What you have to do
Search the data below for "如果宕机或MySQL挂了"; list each line that holds it.

Dataset
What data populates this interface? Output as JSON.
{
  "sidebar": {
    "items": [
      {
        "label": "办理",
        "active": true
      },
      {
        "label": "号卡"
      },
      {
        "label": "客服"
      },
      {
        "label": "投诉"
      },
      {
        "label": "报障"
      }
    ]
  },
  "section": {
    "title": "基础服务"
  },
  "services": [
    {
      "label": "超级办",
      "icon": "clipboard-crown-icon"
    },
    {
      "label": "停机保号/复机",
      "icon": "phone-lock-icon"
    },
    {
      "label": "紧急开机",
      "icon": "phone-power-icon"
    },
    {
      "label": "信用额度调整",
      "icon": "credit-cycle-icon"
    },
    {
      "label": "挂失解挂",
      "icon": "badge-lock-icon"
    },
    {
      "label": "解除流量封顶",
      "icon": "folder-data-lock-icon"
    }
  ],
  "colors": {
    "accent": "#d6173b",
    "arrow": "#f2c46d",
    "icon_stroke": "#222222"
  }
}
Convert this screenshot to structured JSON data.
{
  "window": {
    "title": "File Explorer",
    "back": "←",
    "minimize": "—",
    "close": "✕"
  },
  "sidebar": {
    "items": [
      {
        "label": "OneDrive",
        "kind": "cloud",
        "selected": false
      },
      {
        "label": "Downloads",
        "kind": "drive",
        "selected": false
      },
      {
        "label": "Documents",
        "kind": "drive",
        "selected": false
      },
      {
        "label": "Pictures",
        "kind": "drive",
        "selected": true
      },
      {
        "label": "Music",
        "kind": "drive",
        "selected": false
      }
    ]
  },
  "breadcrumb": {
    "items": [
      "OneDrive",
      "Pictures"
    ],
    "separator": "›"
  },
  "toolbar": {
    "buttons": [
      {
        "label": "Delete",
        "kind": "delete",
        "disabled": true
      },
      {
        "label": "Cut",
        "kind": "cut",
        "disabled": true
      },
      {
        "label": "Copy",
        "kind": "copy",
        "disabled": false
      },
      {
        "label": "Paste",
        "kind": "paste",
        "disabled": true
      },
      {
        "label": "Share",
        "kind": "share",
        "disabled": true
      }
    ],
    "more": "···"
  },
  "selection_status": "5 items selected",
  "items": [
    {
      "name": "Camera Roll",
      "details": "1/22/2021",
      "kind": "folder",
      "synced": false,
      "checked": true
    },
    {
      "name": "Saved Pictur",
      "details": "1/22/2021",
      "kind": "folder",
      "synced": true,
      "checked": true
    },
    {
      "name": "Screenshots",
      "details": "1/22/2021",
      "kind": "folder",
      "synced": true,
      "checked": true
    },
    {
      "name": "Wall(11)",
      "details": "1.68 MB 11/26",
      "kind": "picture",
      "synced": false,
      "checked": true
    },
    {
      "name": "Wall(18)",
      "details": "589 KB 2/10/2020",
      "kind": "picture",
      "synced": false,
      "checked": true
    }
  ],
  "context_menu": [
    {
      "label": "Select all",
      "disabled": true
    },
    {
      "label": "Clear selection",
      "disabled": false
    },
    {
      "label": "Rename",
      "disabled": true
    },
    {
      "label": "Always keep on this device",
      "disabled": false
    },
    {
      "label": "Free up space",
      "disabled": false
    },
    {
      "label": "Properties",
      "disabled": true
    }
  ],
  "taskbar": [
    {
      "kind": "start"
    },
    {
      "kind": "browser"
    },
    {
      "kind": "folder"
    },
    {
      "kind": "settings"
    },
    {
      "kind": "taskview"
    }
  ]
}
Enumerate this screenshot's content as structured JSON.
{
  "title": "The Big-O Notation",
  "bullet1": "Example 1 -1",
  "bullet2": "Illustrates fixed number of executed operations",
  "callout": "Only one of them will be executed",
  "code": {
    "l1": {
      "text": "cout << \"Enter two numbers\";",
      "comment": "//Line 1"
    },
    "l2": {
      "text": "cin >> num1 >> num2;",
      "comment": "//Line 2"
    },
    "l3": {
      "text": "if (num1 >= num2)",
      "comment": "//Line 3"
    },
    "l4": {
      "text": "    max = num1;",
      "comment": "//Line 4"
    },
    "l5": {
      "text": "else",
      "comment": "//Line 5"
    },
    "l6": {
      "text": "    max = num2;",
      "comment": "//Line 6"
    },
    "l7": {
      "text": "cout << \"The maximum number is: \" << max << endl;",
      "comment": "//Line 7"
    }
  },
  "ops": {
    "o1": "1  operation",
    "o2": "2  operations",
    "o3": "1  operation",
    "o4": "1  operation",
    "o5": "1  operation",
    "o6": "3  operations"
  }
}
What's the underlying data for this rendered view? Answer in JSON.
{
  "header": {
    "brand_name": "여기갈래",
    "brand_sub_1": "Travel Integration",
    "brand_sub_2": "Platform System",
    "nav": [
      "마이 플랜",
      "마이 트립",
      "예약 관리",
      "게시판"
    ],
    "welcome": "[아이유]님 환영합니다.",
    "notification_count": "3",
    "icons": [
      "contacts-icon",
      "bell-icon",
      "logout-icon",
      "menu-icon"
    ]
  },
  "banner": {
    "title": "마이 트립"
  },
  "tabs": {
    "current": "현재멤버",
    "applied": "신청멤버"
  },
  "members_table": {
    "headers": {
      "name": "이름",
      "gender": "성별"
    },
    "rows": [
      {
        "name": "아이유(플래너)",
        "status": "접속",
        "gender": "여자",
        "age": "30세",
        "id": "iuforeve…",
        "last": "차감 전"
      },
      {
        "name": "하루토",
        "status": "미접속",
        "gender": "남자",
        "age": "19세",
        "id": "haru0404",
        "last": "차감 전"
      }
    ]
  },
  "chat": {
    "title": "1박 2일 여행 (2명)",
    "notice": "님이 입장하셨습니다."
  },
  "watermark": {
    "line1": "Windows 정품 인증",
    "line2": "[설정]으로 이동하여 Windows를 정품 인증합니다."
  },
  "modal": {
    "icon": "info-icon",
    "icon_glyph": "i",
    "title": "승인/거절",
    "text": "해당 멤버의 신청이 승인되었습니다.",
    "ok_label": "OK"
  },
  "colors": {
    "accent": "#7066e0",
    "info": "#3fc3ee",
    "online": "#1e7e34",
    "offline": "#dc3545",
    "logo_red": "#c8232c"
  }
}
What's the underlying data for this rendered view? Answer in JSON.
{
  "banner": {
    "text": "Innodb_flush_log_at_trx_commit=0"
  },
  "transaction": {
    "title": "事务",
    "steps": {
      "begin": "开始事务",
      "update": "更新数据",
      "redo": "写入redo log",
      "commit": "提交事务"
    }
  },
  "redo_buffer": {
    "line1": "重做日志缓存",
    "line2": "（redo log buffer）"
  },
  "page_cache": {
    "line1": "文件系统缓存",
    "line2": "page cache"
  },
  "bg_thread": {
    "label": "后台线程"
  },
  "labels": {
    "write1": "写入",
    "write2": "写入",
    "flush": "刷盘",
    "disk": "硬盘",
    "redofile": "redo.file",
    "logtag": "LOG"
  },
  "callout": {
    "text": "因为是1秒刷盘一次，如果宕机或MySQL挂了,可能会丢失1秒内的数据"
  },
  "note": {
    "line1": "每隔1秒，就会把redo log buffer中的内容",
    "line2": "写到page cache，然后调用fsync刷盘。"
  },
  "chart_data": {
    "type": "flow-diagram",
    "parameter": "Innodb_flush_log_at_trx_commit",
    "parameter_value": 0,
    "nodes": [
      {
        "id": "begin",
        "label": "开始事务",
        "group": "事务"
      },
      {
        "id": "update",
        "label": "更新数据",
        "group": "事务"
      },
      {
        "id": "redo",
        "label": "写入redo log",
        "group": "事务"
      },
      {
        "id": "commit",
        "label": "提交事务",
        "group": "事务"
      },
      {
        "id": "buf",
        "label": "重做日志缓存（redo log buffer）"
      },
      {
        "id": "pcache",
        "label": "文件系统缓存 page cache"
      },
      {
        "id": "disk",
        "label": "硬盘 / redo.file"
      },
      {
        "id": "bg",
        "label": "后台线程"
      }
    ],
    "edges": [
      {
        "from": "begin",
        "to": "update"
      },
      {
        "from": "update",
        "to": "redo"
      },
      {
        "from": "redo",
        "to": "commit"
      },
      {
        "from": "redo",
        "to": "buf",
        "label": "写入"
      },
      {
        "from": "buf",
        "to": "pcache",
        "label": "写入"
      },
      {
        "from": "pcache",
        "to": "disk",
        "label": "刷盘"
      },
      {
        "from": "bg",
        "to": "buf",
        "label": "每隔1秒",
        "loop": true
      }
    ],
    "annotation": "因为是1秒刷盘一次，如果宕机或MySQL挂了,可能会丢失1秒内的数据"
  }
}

Answer to this task
    "text": "因为是1秒刷盘一次，如果宕机或MySQL挂了,可能会丢失1秒内的数据"
    "annotation": "因为是1秒刷盘一次，如果宕机或MySQL挂了,可能会丢失1秒内的数据"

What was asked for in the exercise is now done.